#### [Aim]
Return each line of the listing that contains the string "JSON".

%%

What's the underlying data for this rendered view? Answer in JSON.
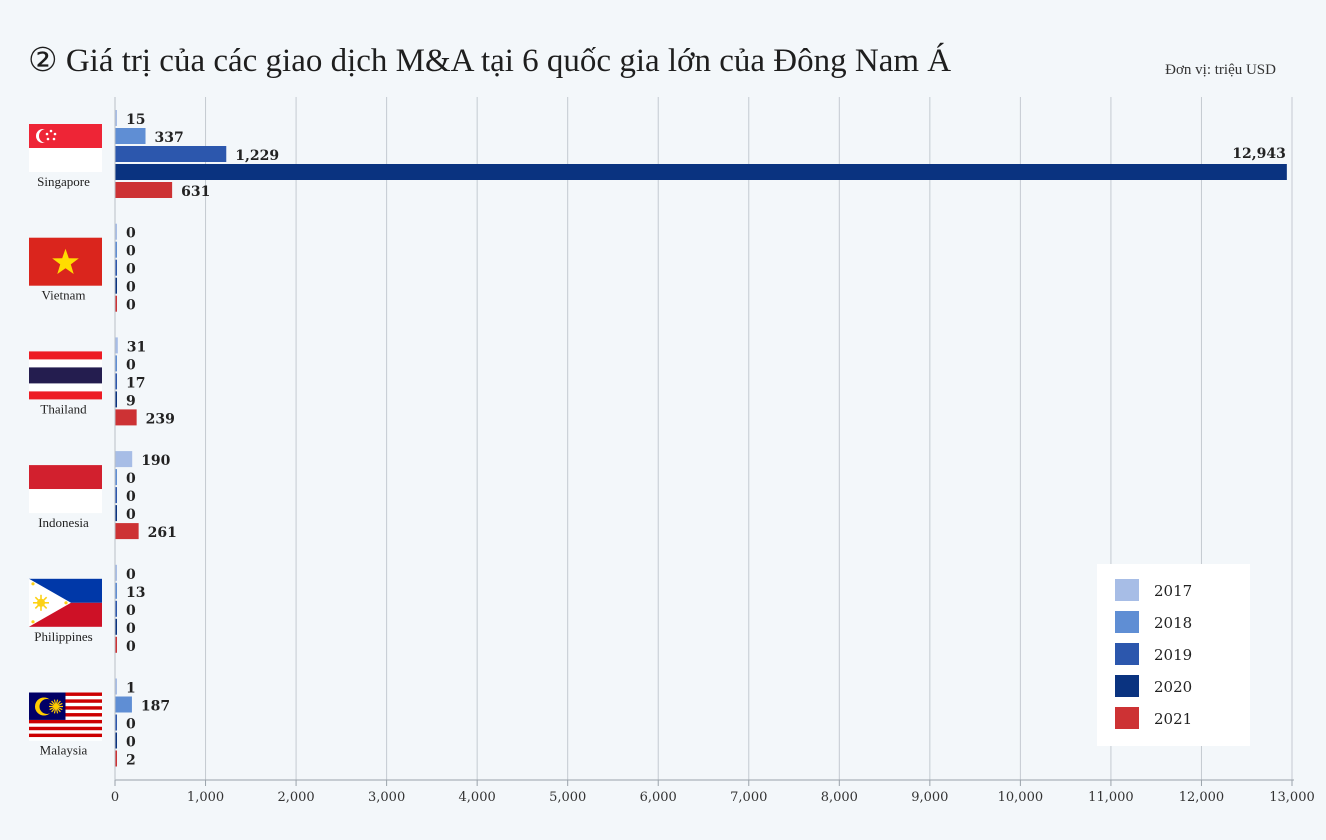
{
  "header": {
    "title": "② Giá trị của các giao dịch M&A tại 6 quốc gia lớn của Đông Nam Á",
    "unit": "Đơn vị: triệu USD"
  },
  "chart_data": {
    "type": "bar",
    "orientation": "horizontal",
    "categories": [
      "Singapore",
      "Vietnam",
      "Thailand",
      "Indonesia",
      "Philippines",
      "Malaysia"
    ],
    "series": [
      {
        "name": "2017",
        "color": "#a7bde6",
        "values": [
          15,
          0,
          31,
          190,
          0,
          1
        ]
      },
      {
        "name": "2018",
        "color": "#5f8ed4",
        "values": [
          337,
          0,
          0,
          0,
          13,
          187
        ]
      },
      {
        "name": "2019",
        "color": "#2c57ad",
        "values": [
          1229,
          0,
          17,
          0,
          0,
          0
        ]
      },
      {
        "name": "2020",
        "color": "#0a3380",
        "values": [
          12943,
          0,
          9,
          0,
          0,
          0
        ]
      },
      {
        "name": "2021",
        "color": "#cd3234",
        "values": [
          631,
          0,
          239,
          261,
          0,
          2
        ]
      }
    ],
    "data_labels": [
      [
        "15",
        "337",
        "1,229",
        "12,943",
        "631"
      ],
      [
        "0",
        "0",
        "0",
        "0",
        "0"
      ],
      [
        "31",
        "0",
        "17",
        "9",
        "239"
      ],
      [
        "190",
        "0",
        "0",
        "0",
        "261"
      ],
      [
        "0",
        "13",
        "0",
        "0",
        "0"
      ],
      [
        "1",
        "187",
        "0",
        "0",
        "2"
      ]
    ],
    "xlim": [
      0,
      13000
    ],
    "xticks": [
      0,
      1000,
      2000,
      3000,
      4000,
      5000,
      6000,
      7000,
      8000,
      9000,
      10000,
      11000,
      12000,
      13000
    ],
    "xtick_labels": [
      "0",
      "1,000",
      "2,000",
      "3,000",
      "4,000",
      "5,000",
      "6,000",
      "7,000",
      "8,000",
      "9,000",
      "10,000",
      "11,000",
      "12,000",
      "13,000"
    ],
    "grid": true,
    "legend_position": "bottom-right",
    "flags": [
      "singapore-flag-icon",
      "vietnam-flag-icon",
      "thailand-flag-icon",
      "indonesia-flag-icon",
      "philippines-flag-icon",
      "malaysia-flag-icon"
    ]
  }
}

%%
%%

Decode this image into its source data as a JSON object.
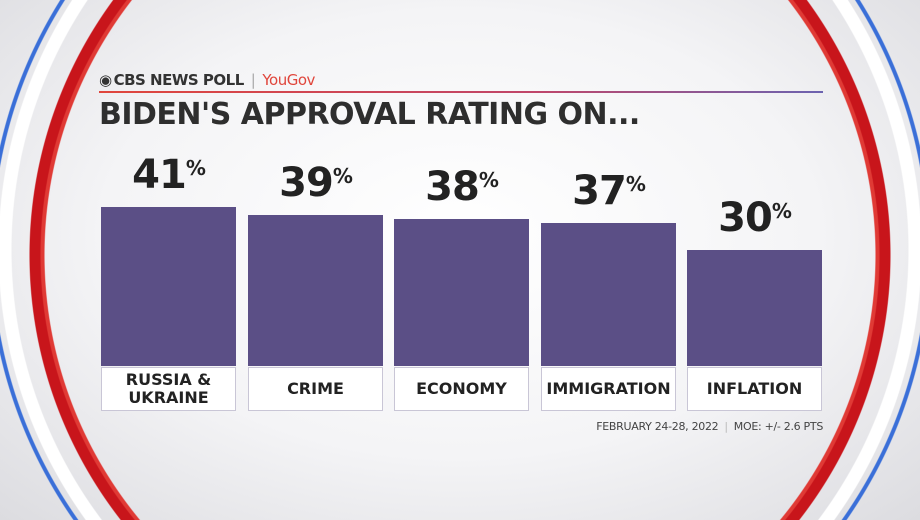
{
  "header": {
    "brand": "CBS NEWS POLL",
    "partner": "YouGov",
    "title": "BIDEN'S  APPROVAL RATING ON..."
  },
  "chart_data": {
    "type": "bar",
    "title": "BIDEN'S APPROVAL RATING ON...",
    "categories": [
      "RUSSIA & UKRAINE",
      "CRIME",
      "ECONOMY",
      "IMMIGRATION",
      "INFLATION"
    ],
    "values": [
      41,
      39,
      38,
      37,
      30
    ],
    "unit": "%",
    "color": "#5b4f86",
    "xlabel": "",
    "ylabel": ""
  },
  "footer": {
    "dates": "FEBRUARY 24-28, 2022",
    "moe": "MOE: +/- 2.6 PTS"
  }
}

%%

#### [Correct output]
What's the underlying data for this rendered view? Answer in JSON.
Decode this image into its source data as a JSON object.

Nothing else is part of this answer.